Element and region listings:
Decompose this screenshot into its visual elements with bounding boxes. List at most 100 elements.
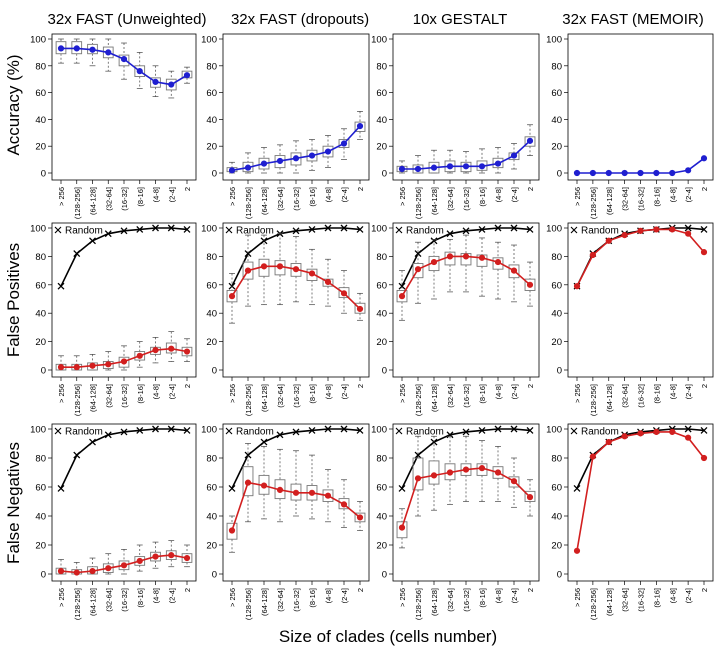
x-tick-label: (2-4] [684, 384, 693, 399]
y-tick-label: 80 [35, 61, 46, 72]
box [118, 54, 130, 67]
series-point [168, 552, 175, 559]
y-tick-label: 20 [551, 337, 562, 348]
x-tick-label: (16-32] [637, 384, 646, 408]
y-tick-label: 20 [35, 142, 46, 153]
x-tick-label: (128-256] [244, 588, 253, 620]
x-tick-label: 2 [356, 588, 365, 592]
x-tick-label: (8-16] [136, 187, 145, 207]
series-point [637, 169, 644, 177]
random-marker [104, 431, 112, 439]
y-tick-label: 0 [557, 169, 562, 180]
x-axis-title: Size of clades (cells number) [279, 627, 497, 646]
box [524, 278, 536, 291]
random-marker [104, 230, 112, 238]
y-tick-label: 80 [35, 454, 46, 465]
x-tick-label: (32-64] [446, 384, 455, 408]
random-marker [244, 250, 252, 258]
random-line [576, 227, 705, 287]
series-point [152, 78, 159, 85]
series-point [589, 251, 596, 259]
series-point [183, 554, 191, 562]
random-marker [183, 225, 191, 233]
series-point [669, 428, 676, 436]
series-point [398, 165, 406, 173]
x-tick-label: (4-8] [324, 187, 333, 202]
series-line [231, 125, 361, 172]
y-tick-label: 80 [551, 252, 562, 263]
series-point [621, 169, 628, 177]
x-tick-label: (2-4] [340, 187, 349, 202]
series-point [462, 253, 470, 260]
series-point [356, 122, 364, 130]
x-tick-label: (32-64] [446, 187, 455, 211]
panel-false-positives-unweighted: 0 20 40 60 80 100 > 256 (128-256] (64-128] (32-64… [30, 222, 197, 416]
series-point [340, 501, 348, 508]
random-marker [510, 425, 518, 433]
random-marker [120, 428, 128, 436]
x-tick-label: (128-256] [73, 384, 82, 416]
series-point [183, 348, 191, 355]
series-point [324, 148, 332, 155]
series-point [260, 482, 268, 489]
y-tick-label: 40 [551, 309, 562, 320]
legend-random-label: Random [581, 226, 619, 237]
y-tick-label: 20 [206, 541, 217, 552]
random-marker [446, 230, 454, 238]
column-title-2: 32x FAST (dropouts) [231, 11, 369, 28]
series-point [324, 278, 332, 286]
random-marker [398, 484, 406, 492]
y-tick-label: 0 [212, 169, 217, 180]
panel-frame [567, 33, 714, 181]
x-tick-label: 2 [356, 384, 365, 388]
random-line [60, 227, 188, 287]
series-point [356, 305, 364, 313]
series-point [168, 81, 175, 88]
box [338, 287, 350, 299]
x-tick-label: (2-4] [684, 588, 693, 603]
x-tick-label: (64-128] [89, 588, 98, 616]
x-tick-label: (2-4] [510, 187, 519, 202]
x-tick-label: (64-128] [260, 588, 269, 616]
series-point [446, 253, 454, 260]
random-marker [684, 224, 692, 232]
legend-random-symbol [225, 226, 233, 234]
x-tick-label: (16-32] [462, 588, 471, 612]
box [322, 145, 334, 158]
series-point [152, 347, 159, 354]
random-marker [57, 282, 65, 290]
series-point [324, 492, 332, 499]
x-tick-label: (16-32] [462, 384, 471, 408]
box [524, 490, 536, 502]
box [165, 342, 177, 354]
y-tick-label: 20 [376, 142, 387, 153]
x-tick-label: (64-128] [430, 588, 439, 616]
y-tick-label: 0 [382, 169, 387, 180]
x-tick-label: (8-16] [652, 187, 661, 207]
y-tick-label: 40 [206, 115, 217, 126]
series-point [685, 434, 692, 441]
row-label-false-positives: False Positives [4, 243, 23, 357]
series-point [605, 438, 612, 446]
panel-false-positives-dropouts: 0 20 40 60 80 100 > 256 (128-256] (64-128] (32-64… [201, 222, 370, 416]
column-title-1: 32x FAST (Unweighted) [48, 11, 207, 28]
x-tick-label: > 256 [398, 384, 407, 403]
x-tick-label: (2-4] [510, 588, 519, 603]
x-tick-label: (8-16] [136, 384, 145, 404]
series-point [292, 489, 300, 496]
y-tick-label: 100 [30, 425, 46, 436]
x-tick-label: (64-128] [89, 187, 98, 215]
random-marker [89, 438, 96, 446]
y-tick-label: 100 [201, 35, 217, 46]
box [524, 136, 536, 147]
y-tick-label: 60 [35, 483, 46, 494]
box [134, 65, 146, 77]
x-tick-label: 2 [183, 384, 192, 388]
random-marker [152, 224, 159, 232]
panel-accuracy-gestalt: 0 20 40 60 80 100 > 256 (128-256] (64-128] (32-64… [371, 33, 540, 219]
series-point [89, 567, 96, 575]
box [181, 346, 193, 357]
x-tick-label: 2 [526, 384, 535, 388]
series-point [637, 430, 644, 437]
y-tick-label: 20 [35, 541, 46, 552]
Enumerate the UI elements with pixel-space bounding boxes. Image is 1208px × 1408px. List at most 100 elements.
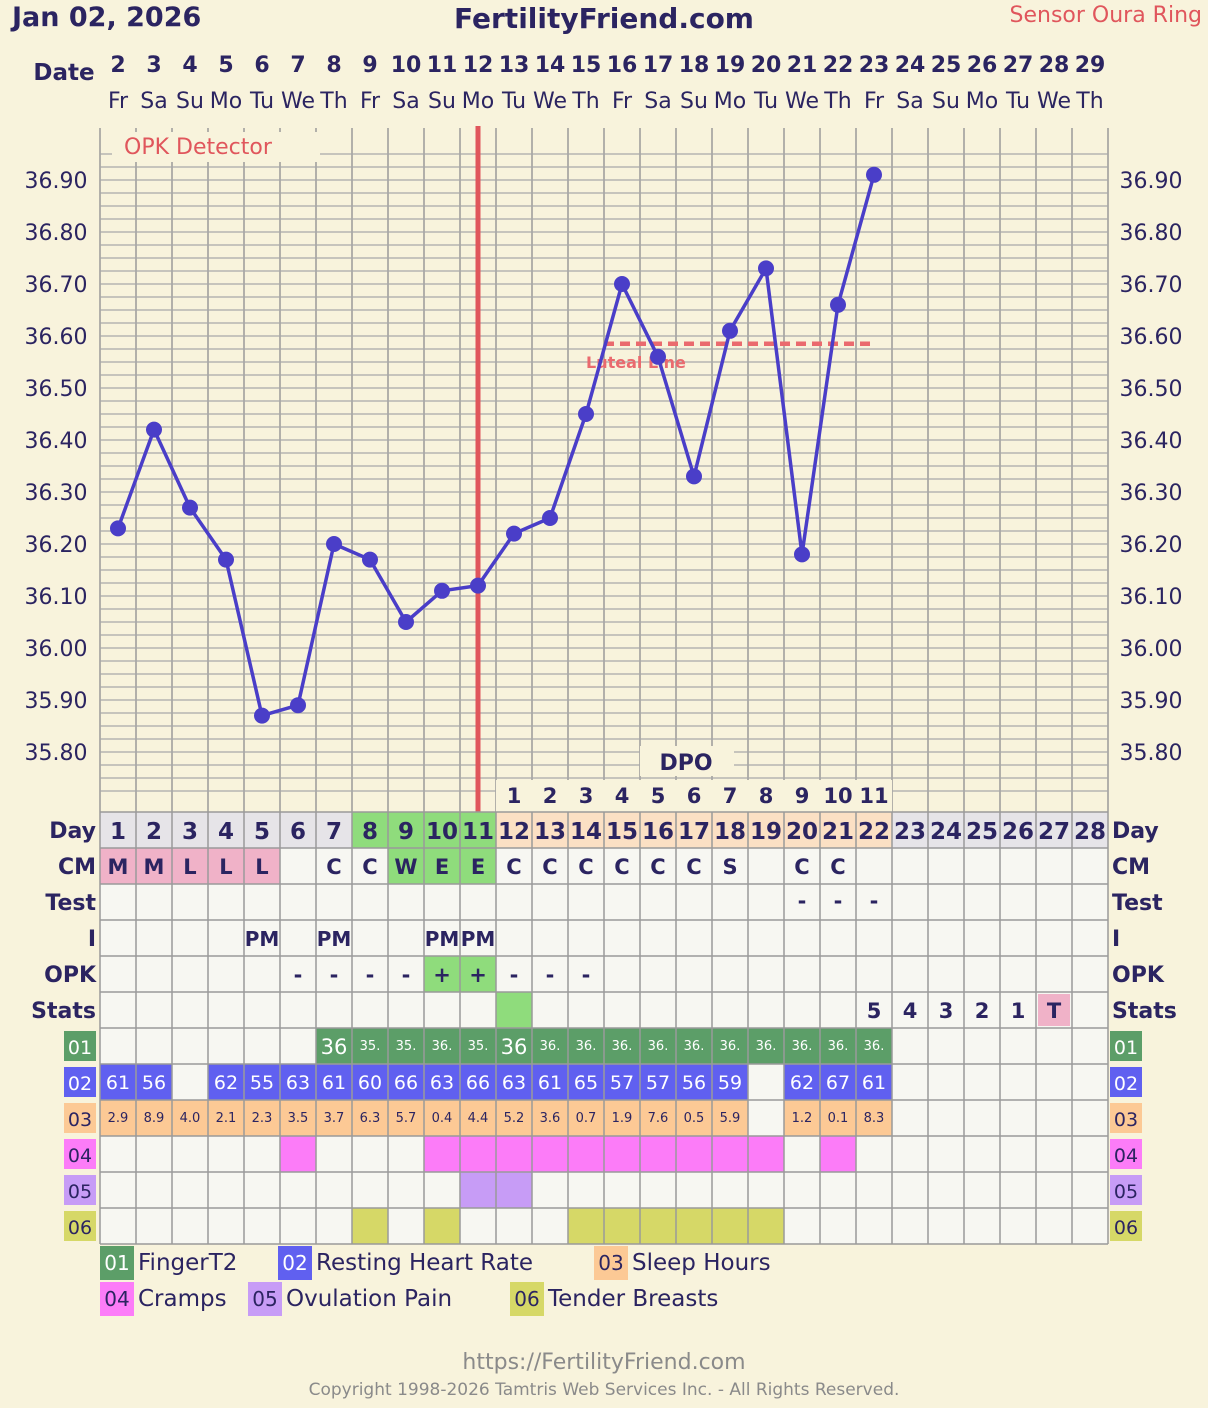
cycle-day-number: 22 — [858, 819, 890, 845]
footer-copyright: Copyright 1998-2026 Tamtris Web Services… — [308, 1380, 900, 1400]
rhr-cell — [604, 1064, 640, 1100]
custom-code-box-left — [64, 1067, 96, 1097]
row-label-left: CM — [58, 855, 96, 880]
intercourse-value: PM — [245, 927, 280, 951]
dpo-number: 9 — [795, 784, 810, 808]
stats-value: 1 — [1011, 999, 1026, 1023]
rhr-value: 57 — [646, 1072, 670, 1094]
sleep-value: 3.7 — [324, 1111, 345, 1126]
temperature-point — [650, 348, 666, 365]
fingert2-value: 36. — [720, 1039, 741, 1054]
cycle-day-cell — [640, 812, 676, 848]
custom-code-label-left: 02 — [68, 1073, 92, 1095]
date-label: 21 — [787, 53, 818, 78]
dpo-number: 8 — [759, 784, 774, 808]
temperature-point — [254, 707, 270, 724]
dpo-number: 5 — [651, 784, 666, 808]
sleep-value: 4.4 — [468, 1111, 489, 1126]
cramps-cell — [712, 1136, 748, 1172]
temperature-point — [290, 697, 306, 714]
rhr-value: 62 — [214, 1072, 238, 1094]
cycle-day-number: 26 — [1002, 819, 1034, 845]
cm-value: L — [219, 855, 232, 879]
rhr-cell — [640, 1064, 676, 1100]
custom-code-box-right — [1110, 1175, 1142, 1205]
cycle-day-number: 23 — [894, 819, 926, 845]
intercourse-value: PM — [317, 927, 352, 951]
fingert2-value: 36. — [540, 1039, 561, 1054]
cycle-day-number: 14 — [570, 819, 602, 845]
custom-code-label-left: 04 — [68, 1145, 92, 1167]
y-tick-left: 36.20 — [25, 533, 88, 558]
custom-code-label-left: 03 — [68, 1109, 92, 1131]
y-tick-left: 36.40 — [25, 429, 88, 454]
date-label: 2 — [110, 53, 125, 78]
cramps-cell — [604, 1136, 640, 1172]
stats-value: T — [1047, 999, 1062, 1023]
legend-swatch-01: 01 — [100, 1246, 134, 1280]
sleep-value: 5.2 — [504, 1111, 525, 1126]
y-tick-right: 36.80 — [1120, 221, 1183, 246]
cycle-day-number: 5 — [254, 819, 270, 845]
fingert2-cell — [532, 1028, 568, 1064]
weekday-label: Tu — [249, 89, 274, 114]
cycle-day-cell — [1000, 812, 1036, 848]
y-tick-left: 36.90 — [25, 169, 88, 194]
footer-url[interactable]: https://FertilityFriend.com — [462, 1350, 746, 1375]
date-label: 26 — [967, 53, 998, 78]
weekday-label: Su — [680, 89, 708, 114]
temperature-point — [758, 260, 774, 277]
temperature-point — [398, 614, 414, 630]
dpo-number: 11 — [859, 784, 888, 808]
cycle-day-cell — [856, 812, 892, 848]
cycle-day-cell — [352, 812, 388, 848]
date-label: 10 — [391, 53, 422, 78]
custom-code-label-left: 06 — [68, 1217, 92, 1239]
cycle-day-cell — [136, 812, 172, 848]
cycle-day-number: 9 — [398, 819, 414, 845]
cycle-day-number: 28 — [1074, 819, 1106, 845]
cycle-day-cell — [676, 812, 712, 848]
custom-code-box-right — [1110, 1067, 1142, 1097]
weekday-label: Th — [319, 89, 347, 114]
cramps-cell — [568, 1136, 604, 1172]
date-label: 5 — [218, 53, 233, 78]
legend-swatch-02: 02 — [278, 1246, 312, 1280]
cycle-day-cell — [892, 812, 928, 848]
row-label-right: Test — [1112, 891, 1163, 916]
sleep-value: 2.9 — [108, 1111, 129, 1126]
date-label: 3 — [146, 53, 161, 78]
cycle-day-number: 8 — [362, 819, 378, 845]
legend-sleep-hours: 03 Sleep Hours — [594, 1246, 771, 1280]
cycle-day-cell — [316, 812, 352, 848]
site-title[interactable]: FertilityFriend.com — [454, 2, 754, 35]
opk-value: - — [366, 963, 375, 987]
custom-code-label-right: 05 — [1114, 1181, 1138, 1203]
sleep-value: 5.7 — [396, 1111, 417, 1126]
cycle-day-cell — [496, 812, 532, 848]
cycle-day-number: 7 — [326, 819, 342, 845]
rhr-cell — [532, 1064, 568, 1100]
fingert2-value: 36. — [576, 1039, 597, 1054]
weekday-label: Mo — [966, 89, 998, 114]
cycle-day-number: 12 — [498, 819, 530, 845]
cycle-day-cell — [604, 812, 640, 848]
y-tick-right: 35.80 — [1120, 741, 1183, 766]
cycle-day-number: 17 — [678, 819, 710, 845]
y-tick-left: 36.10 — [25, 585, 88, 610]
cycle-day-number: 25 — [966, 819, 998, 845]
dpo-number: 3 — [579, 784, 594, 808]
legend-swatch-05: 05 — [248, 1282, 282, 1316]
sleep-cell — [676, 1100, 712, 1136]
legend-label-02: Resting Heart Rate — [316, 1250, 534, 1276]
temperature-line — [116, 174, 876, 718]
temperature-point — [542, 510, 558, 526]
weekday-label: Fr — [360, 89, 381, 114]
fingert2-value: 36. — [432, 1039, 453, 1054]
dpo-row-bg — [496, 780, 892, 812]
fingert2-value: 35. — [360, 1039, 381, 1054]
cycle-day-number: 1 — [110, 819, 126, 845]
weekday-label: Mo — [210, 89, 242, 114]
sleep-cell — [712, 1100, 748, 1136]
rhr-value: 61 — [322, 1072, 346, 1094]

* _WHAT IS EXPECTED_
Return the lines from the record, from the line with "x-tick-label: (2-4] [684, 384, 693, 399]" to the line with "series-point [637, 169, 644, 177]", reproducing them verbatim.

* _ANSWER TO THE TASK_
x-tick-label: (2-4] [684, 384, 693, 399]
y-tick-label: 80 [35, 61, 46, 72]
box [118, 54, 130, 67]
series-point [168, 552, 175, 559]
y-tick-label: 20 [551, 337, 562, 348]
x-tick-label: (16-32] [637, 384, 646, 408]
y-tick-label: 20 [35, 142, 46, 153]
x-tick-label: (128-256] [244, 588, 253, 620]
x-tick-label: 2 [356, 588, 365, 592]
x-tick-label: (8-16] [136, 187, 145, 207]
series-point [637, 169, 644, 177]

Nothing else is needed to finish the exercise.